▶ **Exercise materials**
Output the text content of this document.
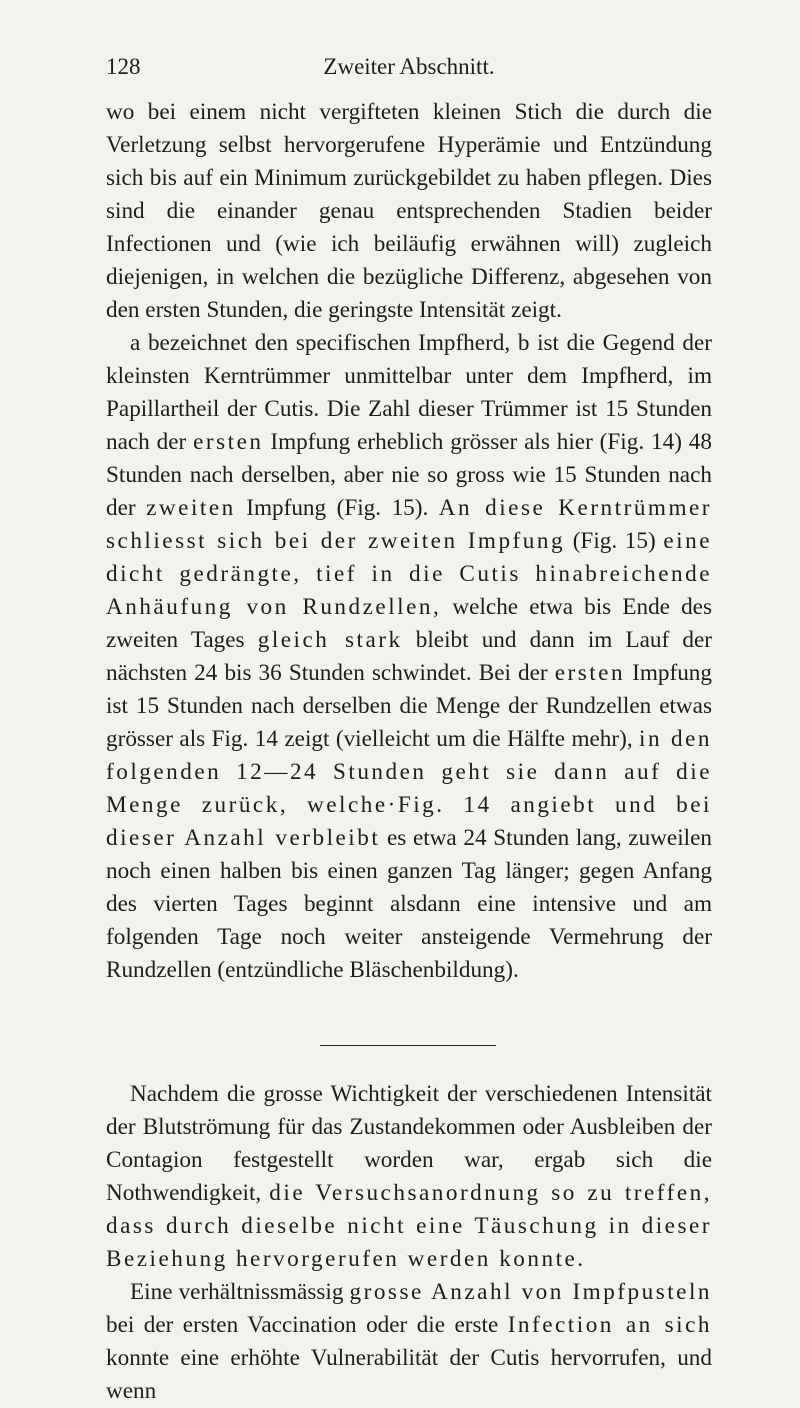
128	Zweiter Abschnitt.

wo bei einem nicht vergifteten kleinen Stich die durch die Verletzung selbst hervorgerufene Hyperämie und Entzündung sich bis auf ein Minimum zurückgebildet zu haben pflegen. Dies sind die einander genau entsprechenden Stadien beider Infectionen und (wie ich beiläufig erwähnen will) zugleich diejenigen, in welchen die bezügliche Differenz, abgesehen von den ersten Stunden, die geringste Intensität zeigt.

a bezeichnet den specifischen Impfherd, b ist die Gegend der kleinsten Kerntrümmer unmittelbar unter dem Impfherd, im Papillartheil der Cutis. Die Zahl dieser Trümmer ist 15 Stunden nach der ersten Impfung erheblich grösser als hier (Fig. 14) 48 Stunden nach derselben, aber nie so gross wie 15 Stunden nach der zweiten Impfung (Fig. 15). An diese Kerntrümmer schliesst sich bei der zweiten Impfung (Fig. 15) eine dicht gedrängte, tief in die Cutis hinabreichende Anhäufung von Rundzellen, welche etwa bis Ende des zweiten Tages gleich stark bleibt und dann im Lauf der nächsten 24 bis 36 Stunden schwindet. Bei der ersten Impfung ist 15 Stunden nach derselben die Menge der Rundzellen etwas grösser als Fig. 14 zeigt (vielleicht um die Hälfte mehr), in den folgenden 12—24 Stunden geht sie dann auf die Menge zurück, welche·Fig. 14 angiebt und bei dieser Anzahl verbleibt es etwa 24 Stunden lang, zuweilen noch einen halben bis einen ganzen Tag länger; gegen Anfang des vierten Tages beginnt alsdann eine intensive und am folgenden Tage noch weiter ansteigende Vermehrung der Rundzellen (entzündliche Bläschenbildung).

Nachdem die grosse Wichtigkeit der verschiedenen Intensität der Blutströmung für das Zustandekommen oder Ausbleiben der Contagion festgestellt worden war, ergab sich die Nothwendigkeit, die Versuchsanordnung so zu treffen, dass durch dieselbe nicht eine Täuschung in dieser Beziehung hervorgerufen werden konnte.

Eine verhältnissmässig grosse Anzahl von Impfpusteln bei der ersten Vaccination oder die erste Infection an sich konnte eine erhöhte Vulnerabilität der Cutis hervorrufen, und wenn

▶ **Exercise details**
Make an exact copy of the records above, with the pictures left out.

▶ **Output of the task**
Output the text content of this document.
128	Zweiter Abschnitt.

wo bei einem nicht vergifteten kleinen Stich die durch die Verletzung selbst hervorgerufene Hyperämie und Entzündung sich bis auf ein Minimum zurückgebildet zu haben pflegen. Dies sind die einander genau entsprechenden Stadien beider Infectionen und (wie ich beiläufig erwähnen will) zugleich diejenigen, in welchen die bezügliche Differenz, abgesehen von den ersten Stunden, die geringste Intensität zeigt.

a bezeichnet den specifischen Impfherd, b ist die Gegend der kleinsten Kerntrümmer unmittelbar unter dem Impfherd, im Papillartheil der Cutis. Die Zahl dieser Trümmer ist 15 Stunden nach der ersten Impfung erheblich grösser als hier (Fig. 14) 48 Stunden nach derselben, aber nie so gross wie 15 Stunden nach der zweiten Impfung (Fig. 15). An diese Kerntrümmer schliesst sich bei der zweiten Impfung (Fig. 15) eine dicht gedrängte, tief in die Cutis hinabreichende Anhäufung von Rundzellen, welche etwa bis Ende des zweiten Tages gleich stark bleibt und dann im Lauf der nächsten 24 bis 36 Stunden schwindet. Bei der ersten Impfung ist 15 Stunden nach derselben die Menge der Rundzellen etwas grösser als Fig. 14 zeigt (vielleicht um die Hälfte mehr), in den folgenden 12—24 Stunden geht sie dann auf die Menge zurück, welche·Fig. 14 angiebt und bei dieser Anzahl verbleibt es etwa 24 Stunden lang, zuweilen noch einen halben bis einen ganzen Tag länger; gegen Anfang des vierten Tages beginnt alsdann eine intensive und am folgenden Tage noch weiter ansteigende Vermehrung der Rundzellen (entzündliche Bläschenbildung).

Nachdem die grosse Wichtigkeit der verschiedenen Intensität der Blutströmung für das Zustandekommen oder Ausbleiben der Contagion festgestellt worden war, ergab sich die Nothwendigkeit, die Versuchsanordnung so zu treffen, dass durch dieselbe nicht eine Täuschung in dieser Beziehung hervorgerufen werden konnte.

Eine verhältnissmässig grosse Anzahl von Impfpusteln bei der ersten Vaccination oder die erste Infection an sich konnte eine erhöhte Vulnerabilität der Cutis hervorrufen, und wenn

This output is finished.